PROBLEM TO SOLVE. Omit all pictures and give the records below again exactly as written.

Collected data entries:
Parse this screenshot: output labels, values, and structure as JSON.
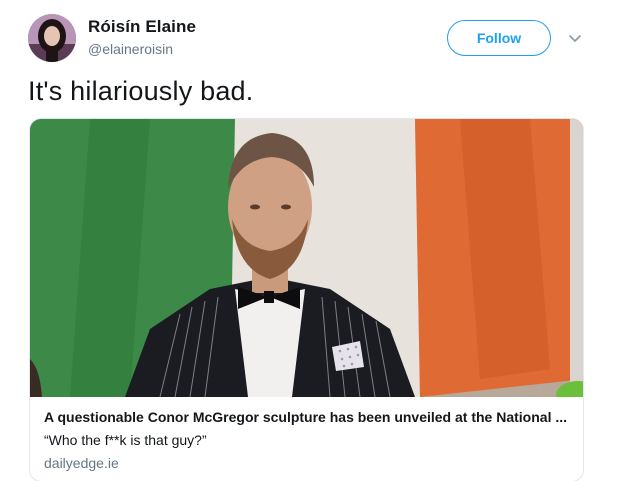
{
  "user": {
    "display_name": "Róisín Elaine",
    "handle": "@elaineroisin"
  },
  "actions": {
    "follow_label": "Follow",
    "menu_icon": "chevron-down-icon"
  },
  "tweet": {
    "text": "It's hilariously bad."
  },
  "card": {
    "title": "A questionable Conor McGregor sculpture has been unveiled at the National ...",
    "description": "“Who the f**k is that guy?”",
    "domain": "dailyedge.ie"
  },
  "colors": {
    "accent": "#1da1f2",
    "secondary_text": "#657786",
    "border": "#e1e8ed"
  }
}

SOLUTION FOR THIS PROBLEM.
Parse this screenshot: output labels, values, and structure as JSON.
{
  "user": {
    "display_name": "Róisín Elaine",
    "handle": "@elaineroisin"
  },
  "actions": {
    "follow_label": "Follow",
    "menu_icon": "chevron-down-icon"
  },
  "tweet": {
    "text": "It's hilariously bad."
  },
  "card": {
    "title": "A questionable Conor McGregor sculpture has been unveiled at the National ...",
    "description": "“Who the f**k is that guy?”",
    "domain": "dailyedge.ie"
  },
  "colors": {
    "accent": "#1da1f2",
    "secondary_text": "#657786",
    "border": "#e1e8ed"
  }
}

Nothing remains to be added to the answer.